### SHORT TASK
From the listing below, pull each line that includes "Завтрак".

### EXCERPTED RECORDS
--- Start ---

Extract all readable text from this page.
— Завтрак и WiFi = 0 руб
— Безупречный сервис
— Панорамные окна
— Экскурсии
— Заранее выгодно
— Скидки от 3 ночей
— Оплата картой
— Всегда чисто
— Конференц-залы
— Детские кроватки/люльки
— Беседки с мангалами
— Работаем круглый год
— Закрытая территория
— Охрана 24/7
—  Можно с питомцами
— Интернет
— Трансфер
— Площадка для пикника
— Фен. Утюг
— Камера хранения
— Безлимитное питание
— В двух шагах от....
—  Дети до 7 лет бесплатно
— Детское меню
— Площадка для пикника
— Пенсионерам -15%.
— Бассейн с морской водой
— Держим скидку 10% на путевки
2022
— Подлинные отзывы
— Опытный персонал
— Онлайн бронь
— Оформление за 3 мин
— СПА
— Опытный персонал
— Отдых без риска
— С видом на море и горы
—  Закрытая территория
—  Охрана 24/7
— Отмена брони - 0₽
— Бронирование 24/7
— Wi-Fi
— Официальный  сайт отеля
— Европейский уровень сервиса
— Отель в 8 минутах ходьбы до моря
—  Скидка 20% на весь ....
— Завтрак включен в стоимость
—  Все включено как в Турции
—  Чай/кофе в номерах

--- End ---

### THE REPLY
— Завтрак и WiFi = 0 руб
— Завтрак включен в стоимость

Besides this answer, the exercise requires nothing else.